◆ Records provided:

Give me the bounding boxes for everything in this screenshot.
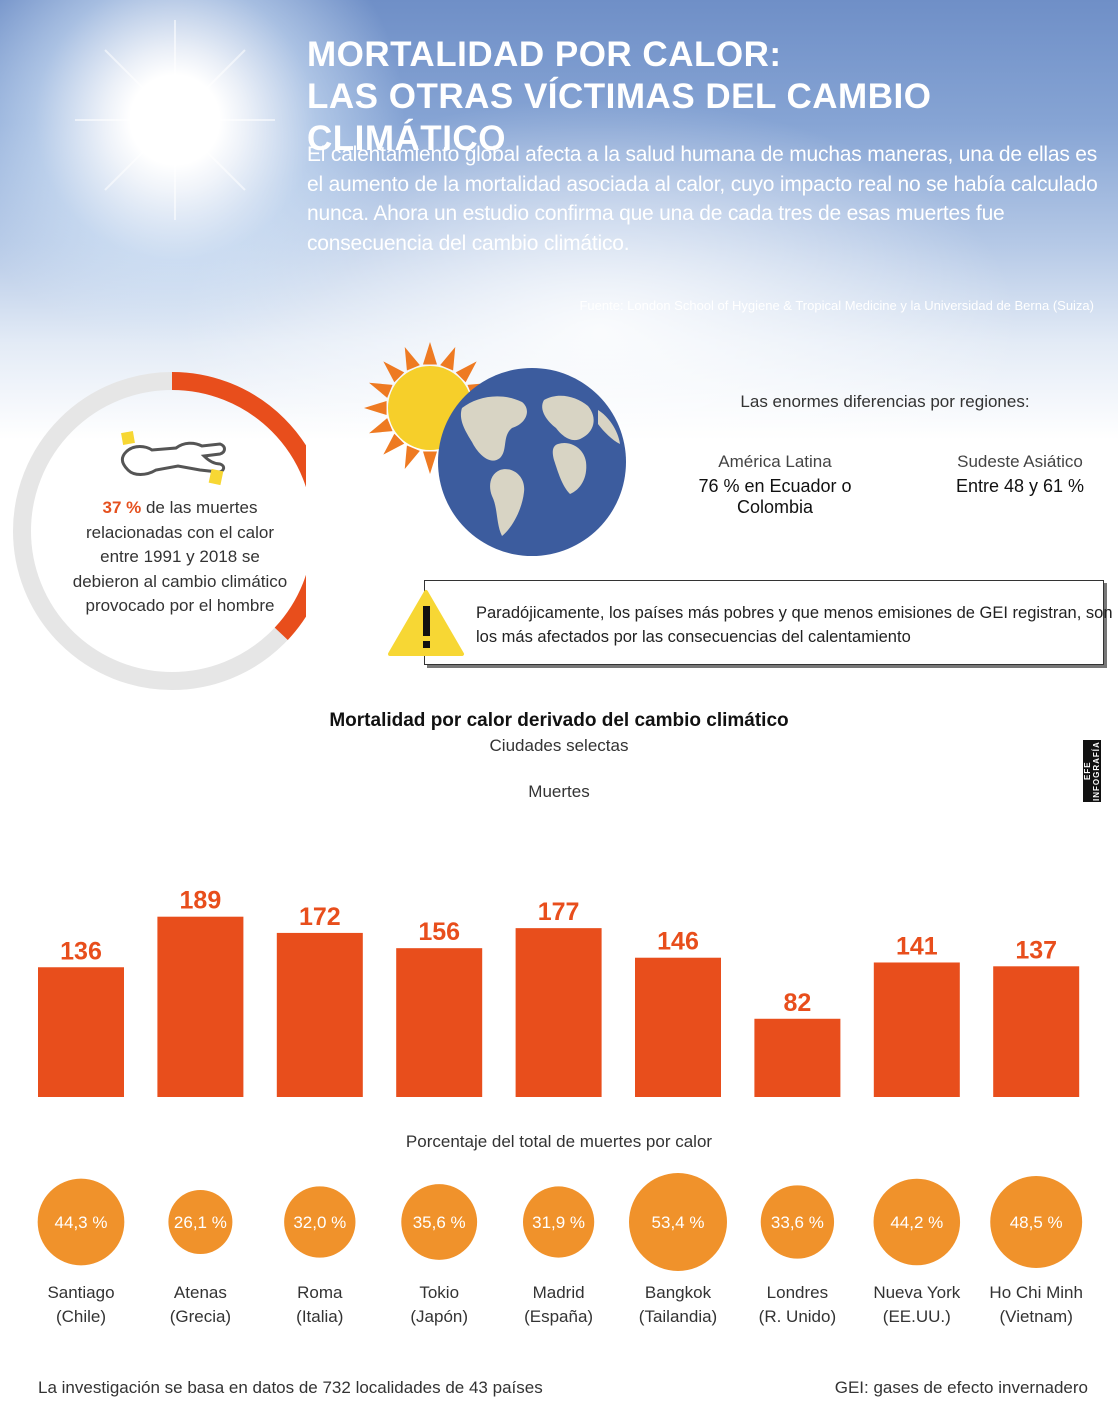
region-value: Entre 48 y 61 %: [955, 476, 1085, 496]
city-label: (Chile): [56, 1307, 106, 1326]
warning-icon: [388, 590, 464, 656]
percent-circle: [168, 1190, 233, 1254]
city-label: (España): [524, 1307, 593, 1326]
footer-note: La investigación se basa en datos de 732…: [38, 1378, 543, 1397]
region-southeast-asia: Sudeste Asiático Entre 48 y 61 %: [940, 452, 1100, 497]
bar: [754, 1018, 841, 1097]
bar-value-label: 136: [60, 937, 102, 965]
city-label: Londres: [767, 1283, 828, 1302]
bar: [873, 962, 960, 1097]
ring-highlight: 37 %: [102, 498, 142, 517]
bar: [38, 967, 124, 1097]
bar-value-label: 141: [896, 932, 938, 960]
bar-value-label: 146: [657, 928, 699, 956]
crime-scene-body-icon: [120, 431, 226, 486]
bar-value-label: 189: [180, 887, 222, 915]
city-label: Roma: [297, 1283, 343, 1302]
percent-label: 32,0 %: [293, 1213, 346, 1232]
percent-circle: [401, 1184, 478, 1260]
bar: [396, 948, 483, 1097]
globe-icon: [438, 368, 626, 556]
city-label: Santiago: [47, 1283, 114, 1302]
agency-credit: EFE INFOGRAFÍA: [1083, 740, 1101, 802]
bar: [515, 928, 602, 1097]
bar-value-label: 172: [299, 903, 341, 931]
bar-value-label: 137: [1015, 936, 1057, 964]
ring-progress-arc: [13, 372, 306, 690]
chart-y-label: Muertes: [528, 782, 590, 801]
region-value: 76 % en Ecuador o Colombia: [698, 476, 852, 517]
city-label: (Italia): [296, 1307, 343, 1326]
city-label: (Tailandia): [639, 1307, 717, 1326]
ring-caption: 37 % de las muertes relacionadas con el …: [70, 496, 290, 619]
percent-circle: [37, 1178, 125, 1266]
percent-row-label: Porcentaje del total de muertes por calo…: [405, 1132, 713, 1151]
title-line-2: LAS OTRAS VÍCTIMAS DEL CAMBIO CLIMÁTICO: [307, 77, 932, 158]
percent-circle: [284, 1186, 356, 1258]
page-title: MORTALIDAD POR CALOR: LAS OTRAS VÍCTIMAS…: [307, 34, 1107, 160]
bar-value-label: 82: [783, 989, 811, 1017]
percent-label: 31,9 %: [532, 1213, 585, 1232]
percent-circle: [990, 1176, 1083, 1268]
city-label: Madrid: [533, 1283, 585, 1302]
bar: [635, 957, 721, 1097]
percent-label: 44,3 %: [55, 1213, 108, 1232]
region-name: Sudeste Asiático: [957, 452, 1083, 471]
city-label: Bangkok: [645, 1283, 712, 1302]
chart-subtitle: Ciudades selectas: [489, 736, 629, 755]
city-label: (R. Unido): [759, 1307, 836, 1326]
percent-circle: [873, 1178, 961, 1266]
bar-chart: 136 44,3 % Santiago (Chile) 189 26,1 % Atenas (…: [37, 887, 1083, 1326]
sun-globe-illustration: [364, 342, 626, 556]
regions-heading: Las enormes diferencias por regiones:: [740, 392, 1030, 411]
percent-label: 44,2 %: [890, 1213, 943, 1232]
percent-label: 33,6 %: [771, 1213, 824, 1232]
title-line-1: MORTALIDAD POR CALOR:: [307, 35, 782, 74]
bar-value-label: 177: [538, 898, 580, 926]
percent-circle: [629, 1173, 727, 1271]
city-label: Nueva York: [873, 1283, 960, 1302]
city-label: (EE.UU.): [883, 1307, 951, 1326]
region-latin-america: América Latina 76 % en Ecuador o Colombi…: [660, 452, 890, 518]
percent-label: 53,4 %: [652, 1213, 705, 1232]
percent-label: 35,6 %: [413, 1213, 466, 1232]
city-label: (Vietnam): [1000, 1307, 1073, 1326]
ring-caption-text: de las muertes relacionadas con el calor…: [72, 498, 288, 615]
sun-glare-icon: [75, 20, 275, 220]
city-label: (Grecia): [170, 1307, 231, 1326]
source-note: Fuente: London School of Hygiene & Tropi…: [579, 298, 1094, 313]
region-name: América Latina: [718, 452, 832, 471]
city-label: Atenas: [174, 1283, 227, 1302]
bar: [276, 932, 363, 1097]
warning-text: Paradójicamente, los países más pobres y…: [476, 604, 1113, 646]
city-label: Ho Chi Minh: [989, 1283, 1083, 1302]
percent-label: 26,1 %: [174, 1213, 227, 1232]
chart-title: Mortalidad por calor derivado del cambio…: [329, 710, 789, 731]
city-label: (Japón): [410, 1307, 468, 1326]
city-label: Tokio: [419, 1283, 459, 1302]
intro-paragraph: El calentamiento global afecta a la salu…: [307, 143, 1098, 255]
footer-glossary: GEI: gases de efecto invernadero: [834, 1378, 1088, 1397]
bar-value-label: 156: [418, 918, 460, 946]
percent-label: 48,5 %: [1010, 1213, 1063, 1232]
bar: [993, 966, 1080, 1097]
percent-circle: [760, 1185, 835, 1259]
sky-background: [0, 0, 1118, 440]
percent-ring: [13, 372, 306, 690]
bar: [157, 916, 244, 1097]
percent-circle: [522, 1186, 595, 1258]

◆ Goal: Could you reproduce the listing from the line with "region-value: Entre 48" to the line with "bar-value-label: 137: [1015, 936, 1057, 964]", updating every "city-label" to "city-name" and leaving everything else unchanged?

◆ Response to the exercise:
region-value: Entre 48 y 61 %: [955, 476, 1085, 496]
city-name: (Chile): [56, 1307, 106, 1326]
warning-icon: [388, 590, 464, 656]
percent-circle: [168, 1190, 233, 1254]
city-name: (España): [524, 1307, 593, 1326]
footer-note: La investigación se basa en datos de 732…: [38, 1378, 543, 1397]
region-southeast-asia: Sudeste Asiático Entre 48 y 61 %: [940, 452, 1100, 497]
bar: [754, 1018, 841, 1097]
bar-value-label: 136: [60, 937, 102, 965]
city-name: Londres: [767, 1283, 828, 1302]
bar: [873, 962, 960, 1097]
ring-highlight: 37 %: [102, 498, 142, 517]
bar: [38, 967, 124, 1097]
bar-value-label: 141: [896, 932, 938, 960]
bar-value-label: 146: [657, 928, 699, 956]
crime-scene-body-icon: [120, 431, 226, 486]
bar-value-label: 189: [180, 887, 222, 915]
city-name: Roma: [297, 1283, 343, 1302]
percent-label: 32,0 %: [293, 1213, 346, 1232]
percent-circle: [401, 1184, 478, 1260]
bar: [396, 948, 483, 1097]
globe-icon: [438, 368, 626, 556]
city-name: Santiago: [47, 1283, 114, 1302]
agency-credit: EFE INFOGRAFÍA: [1083, 740, 1101, 802]
bar: [515, 928, 602, 1097]
bar-value-label: 172: [299, 903, 341, 931]
bar-value-label: 137: [1015, 936, 1057, 964]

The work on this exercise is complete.